§ Problem
Please give the data again exactly, with no line dropped.

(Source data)
====================

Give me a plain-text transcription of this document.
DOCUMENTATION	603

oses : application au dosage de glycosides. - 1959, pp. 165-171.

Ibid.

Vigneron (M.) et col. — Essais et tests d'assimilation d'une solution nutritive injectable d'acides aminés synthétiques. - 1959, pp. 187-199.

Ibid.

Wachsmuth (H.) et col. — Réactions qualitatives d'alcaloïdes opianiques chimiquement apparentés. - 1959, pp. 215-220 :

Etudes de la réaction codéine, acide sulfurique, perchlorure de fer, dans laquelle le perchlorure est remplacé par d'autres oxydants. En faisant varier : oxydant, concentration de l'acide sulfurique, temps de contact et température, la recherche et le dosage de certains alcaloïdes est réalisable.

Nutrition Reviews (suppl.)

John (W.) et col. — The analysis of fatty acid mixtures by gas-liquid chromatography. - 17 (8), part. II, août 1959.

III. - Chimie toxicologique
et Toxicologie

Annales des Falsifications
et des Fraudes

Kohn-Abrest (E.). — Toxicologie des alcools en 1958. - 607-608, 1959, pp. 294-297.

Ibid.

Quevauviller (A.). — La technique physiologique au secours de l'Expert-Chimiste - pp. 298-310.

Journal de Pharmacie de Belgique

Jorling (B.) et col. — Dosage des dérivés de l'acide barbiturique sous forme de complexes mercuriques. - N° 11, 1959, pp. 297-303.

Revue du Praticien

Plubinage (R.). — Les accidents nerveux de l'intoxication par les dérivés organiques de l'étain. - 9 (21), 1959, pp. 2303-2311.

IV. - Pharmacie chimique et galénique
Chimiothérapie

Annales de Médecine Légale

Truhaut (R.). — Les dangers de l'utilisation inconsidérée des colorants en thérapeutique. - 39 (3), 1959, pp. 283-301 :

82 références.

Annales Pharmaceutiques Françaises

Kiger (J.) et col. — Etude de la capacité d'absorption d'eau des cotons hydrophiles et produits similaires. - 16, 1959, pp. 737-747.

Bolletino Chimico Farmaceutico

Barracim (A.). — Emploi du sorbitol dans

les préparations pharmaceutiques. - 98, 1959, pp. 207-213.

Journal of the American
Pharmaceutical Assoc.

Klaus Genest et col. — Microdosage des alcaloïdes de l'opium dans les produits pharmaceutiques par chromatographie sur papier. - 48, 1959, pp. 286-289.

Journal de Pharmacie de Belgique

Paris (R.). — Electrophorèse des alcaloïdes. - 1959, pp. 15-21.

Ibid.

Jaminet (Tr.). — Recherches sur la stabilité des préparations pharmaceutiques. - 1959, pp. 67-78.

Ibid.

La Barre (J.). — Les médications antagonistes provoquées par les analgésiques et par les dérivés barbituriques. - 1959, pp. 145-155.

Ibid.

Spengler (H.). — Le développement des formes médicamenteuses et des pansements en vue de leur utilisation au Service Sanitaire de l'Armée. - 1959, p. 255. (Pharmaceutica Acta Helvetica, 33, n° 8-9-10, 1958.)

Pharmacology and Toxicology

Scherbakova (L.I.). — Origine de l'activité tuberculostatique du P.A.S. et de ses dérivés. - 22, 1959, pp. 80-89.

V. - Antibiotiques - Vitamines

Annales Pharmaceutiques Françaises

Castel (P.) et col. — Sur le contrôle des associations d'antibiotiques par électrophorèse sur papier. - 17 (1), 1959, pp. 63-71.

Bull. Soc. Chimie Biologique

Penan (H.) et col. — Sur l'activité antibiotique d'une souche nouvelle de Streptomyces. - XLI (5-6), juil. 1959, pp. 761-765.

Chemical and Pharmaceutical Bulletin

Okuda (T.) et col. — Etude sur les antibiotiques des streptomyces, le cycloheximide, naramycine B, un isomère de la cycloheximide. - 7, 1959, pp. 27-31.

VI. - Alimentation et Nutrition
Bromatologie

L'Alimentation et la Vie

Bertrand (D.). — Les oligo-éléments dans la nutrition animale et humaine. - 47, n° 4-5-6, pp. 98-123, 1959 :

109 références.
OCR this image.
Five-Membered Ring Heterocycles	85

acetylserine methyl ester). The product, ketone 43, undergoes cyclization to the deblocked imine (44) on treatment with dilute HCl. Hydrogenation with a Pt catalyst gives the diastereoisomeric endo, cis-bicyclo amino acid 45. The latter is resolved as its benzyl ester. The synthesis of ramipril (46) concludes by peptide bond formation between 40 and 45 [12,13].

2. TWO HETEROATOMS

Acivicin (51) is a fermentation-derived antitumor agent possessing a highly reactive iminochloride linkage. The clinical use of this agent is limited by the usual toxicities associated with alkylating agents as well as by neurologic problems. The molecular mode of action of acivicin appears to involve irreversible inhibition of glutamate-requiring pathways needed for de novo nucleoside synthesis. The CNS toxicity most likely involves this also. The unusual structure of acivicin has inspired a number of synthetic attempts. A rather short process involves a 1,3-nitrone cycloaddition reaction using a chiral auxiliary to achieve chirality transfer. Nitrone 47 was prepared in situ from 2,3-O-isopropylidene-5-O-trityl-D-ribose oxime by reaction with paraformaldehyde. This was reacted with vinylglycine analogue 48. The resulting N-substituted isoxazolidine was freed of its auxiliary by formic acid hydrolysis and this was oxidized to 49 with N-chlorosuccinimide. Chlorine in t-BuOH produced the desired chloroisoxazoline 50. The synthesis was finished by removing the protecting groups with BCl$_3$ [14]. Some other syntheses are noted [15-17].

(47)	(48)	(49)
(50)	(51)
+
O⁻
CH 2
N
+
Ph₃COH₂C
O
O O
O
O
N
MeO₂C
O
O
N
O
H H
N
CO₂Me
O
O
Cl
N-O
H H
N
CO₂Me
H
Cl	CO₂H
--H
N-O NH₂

====================

§ Exercise response
Give me a plain-text transcription of this document.
DOCUMENTATION	603

oses : application au dosage de glycosides. - 1959, pp. 165-171.

Ibid.

Vigneron (M.) et col. — Essais et tests d'assimilation d'une solution nutritive injectable d'acides aminés synthétiques. - 1959, pp. 187-199.

Ibid.

Wachsmuth (H.) et col. — Réactions qualitatives d'alcaloïdes opianiques chimiquement apparentés. - 1959, pp. 215-220 :

Etudes de la réaction codéine, acide sulfurique, perchlorure de fer, dans laquelle le perchlorure est remplacé par d'autres oxydants. En faisant varier : oxydant, concentration de l'acide sulfurique, temps de contact et température, la recherche et le dosage de certains alcaloïdes est réalisable.

Nutrition Reviews (suppl.)

John (W.) et col. — The analysis of fatty acid mixtures by gas-liquid chromatography. - 17 (8), part. II, août 1959.

III. - Chimie toxicologique
et Toxicologie

Annales des Falsifications
et des Fraudes

Kohn-Abrest (E.). — Toxicologie des alcools en 1958. - 607-608, 1959, pp. 294-297.

Ibid.

Quevauviller (A.). — La technique physiologique au secours de l'Expert-Chimiste - pp. 298-310.

Journal de Pharmacie de Belgique

Jorling (B.) et col. — Dosage des dérivés de l'acide barbiturique sous forme de complexes mercuriques. - N° 11, 1959, pp. 297-303.

Revue du Praticien

Plubinage (R.). — Les accidents nerveux de l'intoxication par les dérivés organiques de l'étain. - 9 (21), 1959, pp. 2303-2311.

IV. - Pharmacie chimique et galénique
Chimiothérapie

Annales de Médecine Légale

Truhaut (R.). — Les dangers de l'utilisation inconsidérée des colorants en thérapeutique. - 39 (3), 1959, pp. 283-301 :

82 références.

Annales Pharmaceutiques Françaises

Kiger (J.) et col. — Etude de la capacité d'absorption d'eau des cotons hydrophiles et produits similaires. - 16, 1959, pp. 737-747.

Bolletino Chimico Farmaceutico

Barracim (A.). — Emploi du sorbitol dans

les préparations pharmaceutiques. - 98, 1959, pp. 207-213.

Journal of the American
Pharmaceutical Assoc.

Klaus Genest et col. — Microdosage des alcaloïdes de l'opium dans les produits pharmaceutiques par chromatographie sur papier. - 48, 1959, pp. 286-289.

Journal de Pharmacie de Belgique

Paris (R.). — Electrophorèse des alcaloïdes. - 1959, pp. 15-21.

Ibid.

Jaminet (Tr.). — Recherches sur la stabilité des préparations pharmaceutiques. - 1959, pp. 67-78.

Ibid.

La Barre (J.). — Les médications antagonistes provoquées par les analgésiques et par les dérivés barbituriques. - 1959, pp. 145-155.

Ibid.

Spengler (H.). — Le développement des formes médicamenteuses et des pansements en vue de leur utilisation au Service Sanitaire de l'Armée. - 1959, p. 255. (Pharmaceutica Acta Helvetica, 33, n° 8-9-10, 1958.)

Pharmacology and Toxicology

Scherbakova (L.I.). — Origine de l'activité tuberculostatique du P.A.S. et de ses dérivés. - 22, 1959, pp. 80-89.

V. - Antibiotiques - Vitamines

Annales Pharmaceutiques Françaises

Castel (P.) et col. — Sur le contrôle des associations d'antibiotiques par électrophorèse sur papier. - 17 (1), 1959, pp. 63-71.

Bull. Soc. Chimie Biologique

Penan (H.) et col. — Sur l'activité antibiotique d'une souche nouvelle de Streptomyces. - XLI (5-6), juil. 1959, pp. 761-765.

Chemical and Pharmaceutical Bulletin

Okuda (T.) et col. — Etude sur les antibiotiques des streptomyces, le cycloheximide, naramycine B, un isomère de la cycloheximide. - 7, 1959, pp. 27-31.

VI. - Alimentation et Nutrition
Bromatologie

L'Alimentation et la Vie

Bertrand (D.). — Les oligo-éléments dans la nutrition animale et humaine. - 47, n° 4-5-6, pp. 98-123, 1959 :

109 références.
OCR this image.
Five-Membered Ring Heterocycles	85

acetylserine methyl ester). The product, ketone 43, undergoes cyclization to the deblocked imine (44) on treatment with dilute HCl. Hydrogenation with a Pt catalyst gives the diastereoisomeric endo, cis-bicyclo amino acid 45. The latter is resolved as its benzyl ester. The synthesis of ramipril (46) concludes by peptide bond formation between 40 and 45 [12,13].

2. TWO HETEROATOMS

Acivicin (51) is a fermentation-derived antitumor agent possessing a highly reactive iminochloride linkage. The clinical use of this agent is limited by the usual toxicities associated with alkylating agents as well as by neurologic problems. The molecular mode of action of acivicin appears to involve irreversible inhibition of glutamate-requiring pathways needed for de novo nucleoside synthesis. The CNS toxicity most likely involves this also. The unusual structure of acivicin has inspired a number of synthetic attempts. A rather short process involves a 1,3-nitrone cycloaddition reaction using a chiral auxiliary to achieve chirality transfer. Nitrone 47 was prepared in situ from 2,3-O-isopropylidene-5-O-trityl-D-ribose oxime by reaction with paraformaldehyde. This was reacted with vinylglycine analogue 48. The resulting N-substituted isoxazolidine was freed of its auxiliary by formic acid hydrolysis and this was oxidized to 49 with N-chlorosuccinimide. Chlorine in t-BuOH produced the desired chloroisoxazoline 50. The synthesis was finished by removing the protecting groups with BCl$_3$ [14]. Some other syntheses are noted [15-17].

(47)	(48)	(49)
(50)	(51)
+
O⁻
CH 2
N
+
Ph₃COH₂C
O
O O
O
O
N
MeO₂C
O
O
N
O
H H
N
CO₂Me
O
O
Cl
N-O
H H
N
CO₂Me
H
Cl	CO₂H
--H
N-O NH₂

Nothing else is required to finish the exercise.